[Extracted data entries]
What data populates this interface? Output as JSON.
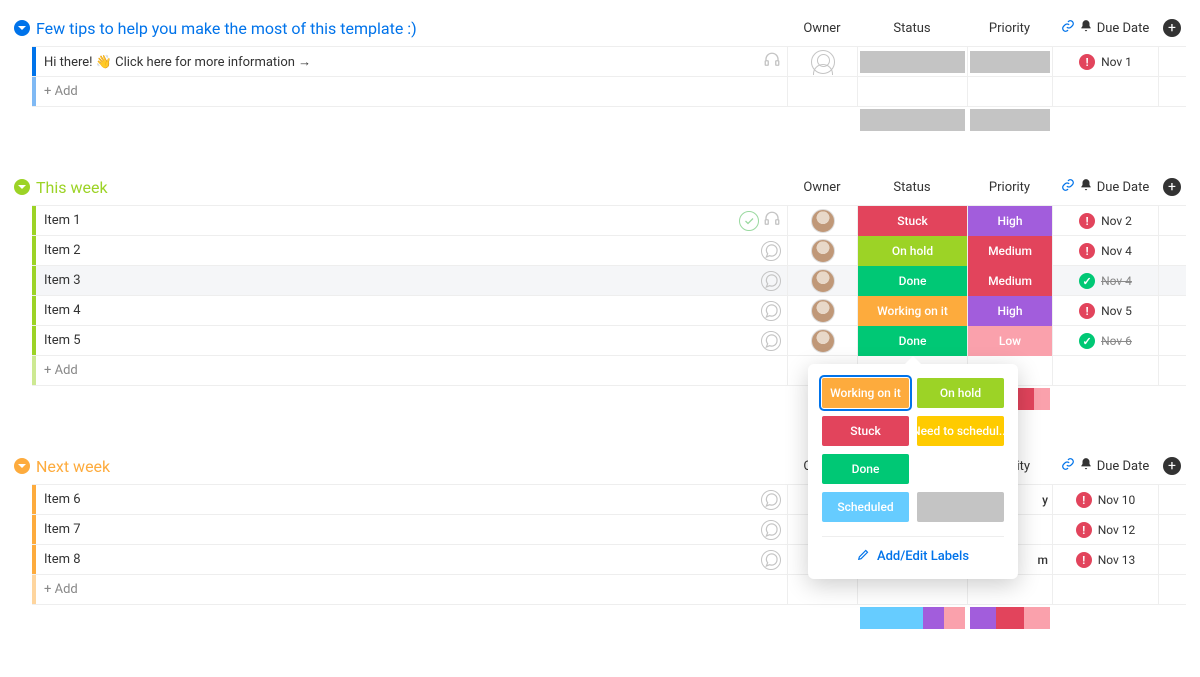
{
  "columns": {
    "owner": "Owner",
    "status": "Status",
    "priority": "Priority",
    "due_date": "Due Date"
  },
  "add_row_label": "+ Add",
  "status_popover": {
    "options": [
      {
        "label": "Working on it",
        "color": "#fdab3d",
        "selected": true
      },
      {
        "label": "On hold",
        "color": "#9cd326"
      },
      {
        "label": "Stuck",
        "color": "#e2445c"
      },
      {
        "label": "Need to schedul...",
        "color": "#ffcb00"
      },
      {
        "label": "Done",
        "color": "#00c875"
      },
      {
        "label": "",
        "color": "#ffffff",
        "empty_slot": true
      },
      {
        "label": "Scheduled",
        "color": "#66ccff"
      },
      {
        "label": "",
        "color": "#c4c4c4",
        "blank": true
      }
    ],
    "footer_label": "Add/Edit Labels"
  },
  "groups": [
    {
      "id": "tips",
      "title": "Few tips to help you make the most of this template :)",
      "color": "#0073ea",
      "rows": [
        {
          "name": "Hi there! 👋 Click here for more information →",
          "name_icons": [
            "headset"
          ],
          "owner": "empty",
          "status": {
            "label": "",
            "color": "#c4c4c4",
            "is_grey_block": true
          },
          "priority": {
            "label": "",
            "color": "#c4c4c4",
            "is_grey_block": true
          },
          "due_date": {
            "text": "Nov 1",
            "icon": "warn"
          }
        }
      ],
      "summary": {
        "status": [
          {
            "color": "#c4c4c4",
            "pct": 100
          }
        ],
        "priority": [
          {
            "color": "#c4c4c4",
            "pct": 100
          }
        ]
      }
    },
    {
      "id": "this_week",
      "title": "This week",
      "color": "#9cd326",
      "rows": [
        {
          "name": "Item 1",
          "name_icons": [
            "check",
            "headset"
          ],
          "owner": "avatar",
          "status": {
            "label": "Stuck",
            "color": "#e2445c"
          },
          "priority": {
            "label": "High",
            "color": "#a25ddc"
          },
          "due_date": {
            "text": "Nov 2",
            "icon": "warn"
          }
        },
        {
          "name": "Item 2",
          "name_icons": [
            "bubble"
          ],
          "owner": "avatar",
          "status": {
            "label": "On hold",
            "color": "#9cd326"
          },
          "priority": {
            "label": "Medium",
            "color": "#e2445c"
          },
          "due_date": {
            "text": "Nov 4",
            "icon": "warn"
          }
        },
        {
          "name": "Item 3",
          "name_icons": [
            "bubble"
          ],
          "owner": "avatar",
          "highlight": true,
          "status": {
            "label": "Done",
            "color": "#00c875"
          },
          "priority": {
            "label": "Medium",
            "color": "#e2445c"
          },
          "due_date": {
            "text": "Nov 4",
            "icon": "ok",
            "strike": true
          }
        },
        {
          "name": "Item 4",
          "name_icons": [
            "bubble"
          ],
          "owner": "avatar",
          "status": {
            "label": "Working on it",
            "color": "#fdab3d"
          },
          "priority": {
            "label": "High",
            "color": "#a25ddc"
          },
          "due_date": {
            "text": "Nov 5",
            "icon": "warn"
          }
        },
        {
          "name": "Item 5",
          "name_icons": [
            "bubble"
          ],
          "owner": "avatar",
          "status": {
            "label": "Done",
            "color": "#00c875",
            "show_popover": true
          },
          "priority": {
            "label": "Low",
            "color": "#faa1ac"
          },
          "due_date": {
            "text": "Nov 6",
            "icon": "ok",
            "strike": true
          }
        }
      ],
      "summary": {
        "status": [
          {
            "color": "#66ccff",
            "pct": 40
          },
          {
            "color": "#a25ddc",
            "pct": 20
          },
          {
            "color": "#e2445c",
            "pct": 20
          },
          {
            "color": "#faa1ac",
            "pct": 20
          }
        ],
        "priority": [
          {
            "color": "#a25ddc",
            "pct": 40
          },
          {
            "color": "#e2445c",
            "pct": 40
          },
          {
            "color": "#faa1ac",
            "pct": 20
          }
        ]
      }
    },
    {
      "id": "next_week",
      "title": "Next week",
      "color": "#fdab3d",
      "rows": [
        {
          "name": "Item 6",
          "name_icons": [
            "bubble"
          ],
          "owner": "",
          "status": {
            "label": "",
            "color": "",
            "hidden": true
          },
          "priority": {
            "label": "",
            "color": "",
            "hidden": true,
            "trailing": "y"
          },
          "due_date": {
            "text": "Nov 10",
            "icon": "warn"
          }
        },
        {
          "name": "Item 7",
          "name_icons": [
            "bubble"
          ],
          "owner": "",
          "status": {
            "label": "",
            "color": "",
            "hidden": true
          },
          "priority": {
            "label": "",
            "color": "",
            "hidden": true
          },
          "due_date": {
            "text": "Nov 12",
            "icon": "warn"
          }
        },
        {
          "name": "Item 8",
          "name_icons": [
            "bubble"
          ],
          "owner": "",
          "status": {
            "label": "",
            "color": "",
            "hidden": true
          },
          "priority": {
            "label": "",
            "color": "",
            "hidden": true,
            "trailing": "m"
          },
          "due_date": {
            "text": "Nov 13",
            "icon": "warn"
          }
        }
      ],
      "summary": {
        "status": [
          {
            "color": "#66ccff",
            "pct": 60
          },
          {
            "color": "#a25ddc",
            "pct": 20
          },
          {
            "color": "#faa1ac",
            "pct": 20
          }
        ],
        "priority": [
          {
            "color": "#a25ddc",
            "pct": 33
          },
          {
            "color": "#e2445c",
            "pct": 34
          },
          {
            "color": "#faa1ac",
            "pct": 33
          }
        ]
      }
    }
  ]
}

The request —
Keep the pictures out of the copy and return the rest of the data above exactly.

Task answer —
What data populates this interface? Output as JSON.
{
  "columns": {
    "owner": "Owner",
    "status": "Status",
    "priority": "Priority",
    "due_date": "Due Date"
  },
  "add_row_label": "+ Add",
  "status_popover": {
    "options": [
      {
        "label": "Working on it",
        "color": "#fdab3d",
        "selected": true
      },
      {
        "label": "On hold",
        "color": "#9cd326"
      },
      {
        "label": "Stuck",
        "color": "#e2445c"
      },
      {
        "label": "Need to schedul...",
        "color": "#ffcb00"
      },
      {
        "label": "Done",
        "color": "#00c875"
      },
      {
        "label": "",
        "color": "#ffffff",
        "empty_slot": true
      },
      {
        "label": "Scheduled",
        "color": "#66ccff"
      },
      {
        "label": "",
        "color": "#c4c4c4",
        "blank": true
      }
    ],
    "footer_label": "Add/Edit Labels"
  },
  "groups": [
    {
      "id": "tips",
      "title": "Few tips to help you make the most of this template :)",
      "color": "#0073ea",
      "rows": [
        {
          "name": "Hi there! 👋 Click here for more information →",
          "name_icons": [
            "headset"
          ],
          "owner": "empty",
          "status": {
            "label": "",
            "color": "#c4c4c4",
            "is_grey_block": true
          },
          "priority": {
            "label": "",
            "color": "#c4c4c4",
            "is_grey_block": true
          },
          "due_date": {
            "text": "Nov 1",
            "icon": "warn"
          }
        }
      ],
      "summary": {
        "status": [
          {
            "color": "#c4c4c4",
            "pct": 100
          }
        ],
        "priority": [
          {
            "color": "#c4c4c4",
            "pct": 100
          }
        ]
      }
    },
    {
      "id": "this_week",
      "title": "This week",
      "color": "#9cd326",
      "rows": [
        {
          "name": "Item 1",
          "name_icons": [
            "check",
            "headset"
          ],
          "owner": "avatar",
          "status": {
            "label": "Stuck",
            "color": "#e2445c"
          },
          "priority": {
            "label": "High",
            "color": "#a25ddc"
          },
          "due_date": {
            "text": "Nov 2",
            "icon": "warn"
          }
        },
        {
          "name": "Item 2",
          "name_icons": [
            "bubble"
          ],
          "owner": "avatar",
          "status": {
            "label": "On hold",
            "color": "#9cd326"
          },
          "priority": {
            "label": "Medium",
            "color": "#e2445c"
          },
          "due_date": {
            "text": "Nov 4",
            "icon": "warn"
          }
        },
        {
          "name": "Item 3",
          "name_icons": [
            "bubble"
          ],
          "owner": "avatar",
          "highlight": true,
          "status": {
            "label": "Done",
            "color": "#00c875"
          },
          "priority": {
            "label": "Medium",
            "color": "#e2445c"
          },
          "due_date": {
            "text": "Nov 4",
            "icon": "ok",
            "strike": true
          }
        },
        {
          "name": "Item 4",
          "name_icons": [
            "bubble"
          ],
          "owner": "avatar",
          "status": {
            "label": "Working on it",
            "color": "#fdab3d"
          },
          "priority": {
            "label": "High",
            "color": "#a25ddc"
          },
          "due_date": {
            "text": "Nov 5",
            "icon": "warn"
          }
        },
        {
          "name": "Item 5",
          "name_icons": [
            "bubble"
          ],
          "owner": "avatar",
          "status": {
            "label": "Done",
            "color": "#00c875",
            "show_popover": true
          },
          "priority": {
            "label": "Low",
            "color": "#faa1ac"
          },
          "due_date": {
            "text": "Nov 6",
            "icon": "ok",
            "strike": true
          }
        }
      ],
      "summary": {
        "status": [
          {
            "color": "#66ccff",
            "pct": 40
          },
          {
            "color": "#a25ddc",
            "pct": 20
          },
          {
            "color": "#e2445c",
            "pct": 20
          },
          {
            "color": "#faa1ac",
            "pct": 20
          }
        ],
        "priority": [
          {
            "color": "#a25ddc",
            "pct": 40
          },
          {
            "color": "#e2445c",
            "pct": 40
          },
          {
            "color": "#faa1ac",
            "pct": 20
          }
        ]
      }
    },
    {
      "id": "next_week",
      "title": "Next week",
      "color": "#fdab3d",
      "rows": [
        {
          "name": "Item 6",
          "name_icons": [
            "bubble"
          ],
          "owner": "",
          "status": {
            "label": "",
            "color": "",
            "hidden": true
          },
          "priority": {
            "label": "",
            "color": "",
            "hidden": true,
            "trailing": "y"
          },
          "due_date": {
            "text": "Nov 10",
            "icon": "warn"
          }
        },
        {
          "name": "Item 7",
          "name_icons": [
            "bubble"
          ],
          "owner": "",
          "status": {
            "label": "",
            "color": "",
            "hidden": true
          },
          "priority": {
            "label": "",
            "color": "",
            "hidden": true
          },
          "due_date": {
            "text": "Nov 12",
            "icon": "warn"
          }
        },
        {
          "name": "Item 8",
          "name_icons": [
            "bubble"
          ],
          "owner": "",
          "status": {
            "label": "",
            "color": "",
            "hidden": true
          },
          "priority": {
            "label": "",
            "color": "",
            "hidden": true,
            "trailing": "m"
          },
          "due_date": {
            "text": "Nov 13",
            "icon": "warn"
          }
        }
      ],
      "summary": {
        "status": [
          {
            "color": "#66ccff",
            "pct": 60
          },
          {
            "color": "#a25ddc",
            "pct": 20
          },
          {
            "color": "#faa1ac",
            "pct": 20
          }
        ],
        "priority": [
          {
            "color": "#a25ddc",
            "pct": 33
          },
          {
            "color": "#e2445c",
            "pct": 34
          },
          {
            "color": "#faa1ac",
            "pct": 33
          }
        ]
      }
    }
  ]
}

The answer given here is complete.